» **TASK INPUTS**:

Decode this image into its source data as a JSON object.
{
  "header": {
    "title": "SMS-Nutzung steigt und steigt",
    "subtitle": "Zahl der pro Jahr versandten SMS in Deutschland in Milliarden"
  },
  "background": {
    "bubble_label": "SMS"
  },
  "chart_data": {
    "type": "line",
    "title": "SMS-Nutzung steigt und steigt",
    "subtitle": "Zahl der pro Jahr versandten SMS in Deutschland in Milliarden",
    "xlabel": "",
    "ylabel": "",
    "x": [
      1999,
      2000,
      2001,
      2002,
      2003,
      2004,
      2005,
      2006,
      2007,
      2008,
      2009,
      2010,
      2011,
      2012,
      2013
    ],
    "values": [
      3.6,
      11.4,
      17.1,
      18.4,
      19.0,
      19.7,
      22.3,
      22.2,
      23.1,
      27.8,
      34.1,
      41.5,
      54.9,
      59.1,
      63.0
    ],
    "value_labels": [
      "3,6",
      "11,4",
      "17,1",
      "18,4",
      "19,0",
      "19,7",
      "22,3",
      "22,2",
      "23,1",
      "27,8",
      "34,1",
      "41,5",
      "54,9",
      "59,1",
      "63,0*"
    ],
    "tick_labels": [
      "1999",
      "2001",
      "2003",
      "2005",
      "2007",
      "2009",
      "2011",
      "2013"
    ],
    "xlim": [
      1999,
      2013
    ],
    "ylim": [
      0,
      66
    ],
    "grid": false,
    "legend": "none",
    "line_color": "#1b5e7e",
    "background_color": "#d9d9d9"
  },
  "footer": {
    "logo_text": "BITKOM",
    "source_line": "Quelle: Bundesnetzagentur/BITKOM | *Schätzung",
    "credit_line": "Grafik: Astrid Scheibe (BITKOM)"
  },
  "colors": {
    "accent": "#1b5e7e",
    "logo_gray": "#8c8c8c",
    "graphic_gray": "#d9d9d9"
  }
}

» **EXERCISE TASK**:
All of the data needs to be printed once more, exactly.

» **RESPONSE TO THIS TASK**:
Decode this image into its source data as a JSON object.
{
  "header": {
    "title": "SMS-Nutzung steigt und steigt",
    "subtitle": "Zahl der pro Jahr versandten SMS in Deutschland in Milliarden"
  },
  "background": {
    "bubble_label": "SMS"
  },
  "chart_data": {
    "type": "line",
    "title": "SMS-Nutzung steigt und steigt",
    "subtitle": "Zahl der pro Jahr versandten SMS in Deutschland in Milliarden",
    "xlabel": "",
    "ylabel": "",
    "x": [
      1999,
      2000,
      2001,
      2002,
      2003,
      2004,
      2005,
      2006,
      2007,
      2008,
      2009,
      2010,
      2011,
      2012,
      2013
    ],
    "values": [
      3.6,
      11.4,
      17.1,
      18.4,
      19.0,
      19.7,
      22.3,
      22.2,
      23.1,
      27.8,
      34.1,
      41.5,
      54.9,
      59.1,
      63.0
    ],
    "value_labels": [
      "3,6",
      "11,4",
      "17,1",
      "18,4",
      "19,0",
      "19,7",
      "22,3",
      "22,2",
      "23,1",
      "27,8",
      "34,1",
      "41,5",
      "54,9",
      "59,1",
      "63,0*"
    ],
    "tick_labels": [
      "1999",
      "2001",
      "2003",
      "2005",
      "2007",
      "2009",
      "2011",
      "2013"
    ],
    "xlim": [
      1999,
      2013
    ],
    "ylim": [
      0,
      66
    ],
    "grid": false,
    "legend": "none",
    "line_color": "#1b5e7e",
    "background_color": "#d9d9d9"
  },
  "footer": {
    "logo_text": "BITKOM",
    "source_line": "Quelle: Bundesnetzagentur/BITKOM | *Schätzung",
    "credit_line": "Grafik: Astrid Scheibe (BITKOM)"
  },
  "colors": {
    "accent": "#1b5e7e",
    "logo_gray": "#8c8c8c",
    "graphic_gray": "#d9d9d9"
  }
}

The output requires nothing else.